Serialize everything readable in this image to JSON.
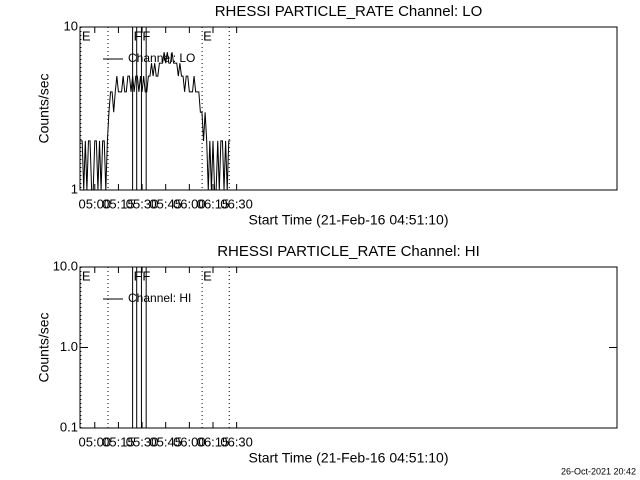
{
  "chart_data": [
    {
      "type": "line",
      "title": "RHESSI PARTICLE_RATE Channel: LO",
      "xlabel": "Start Time (21-Feb-16 04:51:10)",
      "ylabel": "Counts/sec",
      "x": [
        291,
        292,
        293,
        294,
        295,
        296,
        297,
        298,
        299,
        300,
        301,
        302,
        303,
        304,
        305,
        306,
        307,
        308,
        309,
        310,
        311,
        312,
        313,
        314,
        315,
        316,
        317,
        318,
        319,
        320,
        321,
        322,
        323,
        324,
        325,
        326,
        327,
        328,
        329,
        330,
        331,
        332,
        333,
        334,
        335,
        336,
        337,
        338,
        339,
        340,
        341,
        342,
        343,
        344,
        345,
        346,
        347,
        348,
        349,
        350,
        351,
        352,
        353,
        354,
        355,
        356,
        357,
        358,
        359,
        360,
        361,
        362,
        363,
        364,
        365,
        366,
        367,
        368,
        369,
        370,
        371,
        372,
        373,
        374,
        375,
        376,
        377,
        378,
        379,
        380,
        381,
        382,
        383,
        384,
        385,
        386
      ],
      "series": [
        {
          "name": "Channel: LO",
          "color": "#000000",
          "values": [
            2,
            2,
            1,
            2,
            1,
            2,
            2,
            1,
            1,
            2,
            2,
            1,
            2,
            1,
            2,
            2,
            1,
            2,
            3,
            4,
            4,
            3,
            4,
            5,
            4,
            4,
            4,
            5,
            4,
            4,
            5,
            5,
            4,
            5,
            4,
            5,
            5,
            4,
            5,
            4,
            5,
            4,
            4,
            5,
            5,
            6,
            5,
            6,
            5,
            5,
            6,
            6,
            6,
            7,
            6,
            7,
            6,
            6,
            7,
            6,
            6,
            6,
            5,
            6,
            5,
            5,
            4,
            5,
            5,
            4,
            4,
            4,
            5,
            4,
            4,
            4,
            3,
            3,
            2,
            3,
            2,
            1,
            2,
            1,
            2,
            1,
            1,
            2,
            1,
            2,
            2,
            1,
            2,
            1,
            2,
            2
          ]
        }
      ],
      "xlim": [
        290.625,
        631.3
      ],
      "xticks": [
        {
          "value": 300,
          "label": "05:00"
        },
        {
          "value": 315,
          "label": "05:15"
        },
        {
          "value": 330,
          "label": "05:30"
        },
        {
          "value": 345,
          "label": "05:45"
        },
        {
          "value": 360,
          "label": "06:00"
        },
        {
          "value": 375,
          "label": "06:15"
        },
        {
          "value": 390,
          "label": "06:30"
        }
      ],
      "ylim": [
        1,
        10
      ],
      "yticks": [
        1,
        10
      ],
      "ylog": true,
      "legend": "upper left",
      "markers": [
        {
          "x": 291.2,
          "style": "dotted",
          "label": "E"
        },
        {
          "x": 308.4,
          "style": "dotted"
        },
        {
          "x": 324.0,
          "style": "solid",
          "label": "F"
        },
        {
          "x": 326.6,
          "style": "solid"
        },
        {
          "x": 329.6,
          "style": "solid",
          "label": "F"
        },
        {
          "x": 332.6,
          "style": "solid"
        },
        {
          "x": 368.1,
          "style": "dotted",
          "label": "E"
        },
        {
          "x": 385.3,
          "style": "dotted"
        }
      ]
    },
    {
      "type": "line",
      "title": "RHESSI PARTICLE_RATE Channel: HI",
      "xlabel": "Start Time (21-Feb-16 04:51:10)",
      "ylabel": "Counts/sec",
      "x": [],
      "series": [
        {
          "name": "Channel: HI",
          "color": "#000000",
          "values": []
        }
      ],
      "xlim": [
        290.625,
        631.3
      ],
      "xticks": [
        {
          "value": 300,
          "label": "05:00"
        },
        {
          "value": 315,
          "label": "05:15"
        },
        {
          "value": 330,
          "label": "05:30"
        },
        {
          "value": 345,
          "label": "05:45"
        },
        {
          "value": 360,
          "label": "06:00"
        },
        {
          "value": 375,
          "label": "06:15"
        },
        {
          "value": 390,
          "label": "06:30"
        }
      ],
      "ylim": [
        0.1,
        10
      ],
      "yticks": [
        0.1,
        {
          "value": 1,
          "label": "1.0"
        },
        {
          "value": 10,
          "label": "10.0"
        }
      ],
      "ylog": true,
      "legend": "upper left",
      "markers": [
        {
          "x": 291.2,
          "style": "dotted",
          "label": "E"
        },
        {
          "x": 308.4,
          "style": "dotted"
        },
        {
          "x": 324.0,
          "style": "solid",
          "label": "F"
        },
        {
          "x": 326.6,
          "style": "solid"
        },
        {
          "x": 329.6,
          "style": "solid",
          "label": "F"
        },
        {
          "x": 332.6,
          "style": "solid"
        },
        {
          "x": 368.1,
          "style": "dotted",
          "label": "E"
        },
        {
          "x": 385.3,
          "style": "dotted"
        }
      ]
    }
  ],
  "timestamp": "26-Oct-2021 20:42"
}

#####

■ **EXERCISE REQUIREMENTS**:
Transcribe every entry above exactly. Omit all pictures.

■ **TASK OUTPUT**:
Serialize everything readable in this image to JSON.
{
  "chart_data": [
    {
      "type": "line",
      "title": "RHESSI PARTICLE_RATE Channel: LO",
      "xlabel": "Start Time (21-Feb-16 04:51:10)",
      "ylabel": "Counts/sec",
      "x": [
        291,
        292,
        293,
        294,
        295,
        296,
        297,
        298,
        299,
        300,
        301,
        302,
        303,
        304,
        305,
        306,
        307,
        308,
        309,
        310,
        311,
        312,
        313,
        314,
        315,
        316,
        317,
        318,
        319,
        320,
        321,
        322,
        323,
        324,
        325,
        326,
        327,
        328,
        329,
        330,
        331,
        332,
        333,
        334,
        335,
        336,
        337,
        338,
        339,
        340,
        341,
        342,
        343,
        344,
        345,
        346,
        347,
        348,
        349,
        350,
        351,
        352,
        353,
        354,
        355,
        356,
        357,
        358,
        359,
        360,
        361,
        362,
        363,
        364,
        365,
        366,
        367,
        368,
        369,
        370,
        371,
        372,
        373,
        374,
        375,
        376,
        377,
        378,
        379,
        380,
        381,
        382,
        383,
        384,
        385,
        386
      ],
      "series": [
        {
          "name": "Channel: LO",
          "color": "#000000",
          "values": [
            2,
            2,
            1,
            2,
            1,
            2,
            2,
            1,
            1,
            2,
            2,
            1,
            2,
            1,
            2,
            2,
            1,
            2,
            3,
            4,
            4,
            3,
            4,
            5,
            4,
            4,
            4,
            5,
            4,
            4,
            5,
            5,
            4,
            5,
            4,
            5,
            5,
            4,
            5,
            4,
            5,
            4,
            4,
            5,
            5,
            6,
            5,
            6,
            5,
            5,
            6,
            6,
            6,
            7,
            6,
            7,
            6,
            6,
            7,
            6,
            6,
            6,
            5,
            6,
            5,
            5,
            4,
            5,
            5,
            4,
            4,
            4,
            5,
            4,
            4,
            4,
            3,
            3,
            2,
            3,
            2,
            1,
            2,
            1,
            2,
            1,
            1,
            2,
            1,
            2,
            2,
            1,
            2,
            1,
            2,
            2
          ]
        }
      ],
      "xlim": [
        290.625,
        631.3
      ],
      "xticks": [
        {
          "value": 300,
          "label": "05:00"
        },
        {
          "value": 315,
          "label": "05:15"
        },
        {
          "value": 330,
          "label": "05:30"
        },
        {
          "value": 345,
          "label": "05:45"
        },
        {
          "value": 360,
          "label": "06:00"
        },
        {
          "value": 375,
          "label": "06:15"
        },
        {
          "value": 390,
          "label": "06:30"
        }
      ],
      "ylim": [
        1,
        10
      ],
      "yticks": [
        1,
        10
      ],
      "ylog": true,
      "legend": "upper left",
      "markers": [
        {
          "x": 291.2,
          "style": "dotted",
          "label": "E"
        },
        {
          "x": 308.4,
          "style": "dotted"
        },
        {
          "x": 324.0,
          "style": "solid",
          "label": "F"
        },
        {
          "x": 326.6,
          "style": "solid"
        },
        {
          "x": 329.6,
          "style": "solid",
          "label": "F"
        },
        {
          "x": 332.6,
          "style": "solid"
        },
        {
          "x": 368.1,
          "style": "dotted",
          "label": "E"
        },
        {
          "x": 385.3,
          "style": "dotted"
        }
      ]
    },
    {
      "type": "line",
      "title": "RHESSI PARTICLE_RATE Channel: HI",
      "xlabel": "Start Time (21-Feb-16 04:51:10)",
      "ylabel": "Counts/sec",
      "x": [],
      "series": [
        {
          "name": "Channel: HI",
          "color": "#000000",
          "values": []
        }
      ],
      "xlim": [
        290.625,
        631.3
      ],
      "xticks": [
        {
          "value": 300,
          "label": "05:00"
        },
        {
          "value": 315,
          "label": "05:15"
        },
        {
          "value": 330,
          "label": "05:30"
        },
        {
          "value": 345,
          "label": "05:45"
        },
        {
          "value": 360,
          "label": "06:00"
        },
        {
          "value": 375,
          "label": "06:15"
        },
        {
          "value": 390,
          "label": "06:30"
        }
      ],
      "ylim": [
        0.1,
        10
      ],
      "yticks": [
        0.1,
        {
          "value": 1,
          "label": "1.0"
        },
        {
          "value": 10,
          "label": "10.0"
        }
      ],
      "ylog": true,
      "legend": "upper left",
      "markers": [
        {
          "x": 291.2,
          "style": "dotted",
          "label": "E"
        },
        {
          "x": 308.4,
          "style": "dotted"
        },
        {
          "x": 324.0,
          "style": "solid",
          "label": "F"
        },
        {
          "x": 326.6,
          "style": "solid"
        },
        {
          "x": 329.6,
          "style": "solid",
          "label": "F"
        },
        {
          "x": 332.6,
          "style": "solid"
        },
        {
          "x": 368.1,
          "style": "dotted",
          "label": "E"
        },
        {
          "x": 385.3,
          "style": "dotted"
        }
      ]
    }
  ],
  "timestamp": "26-Oct-2021 20:42"
}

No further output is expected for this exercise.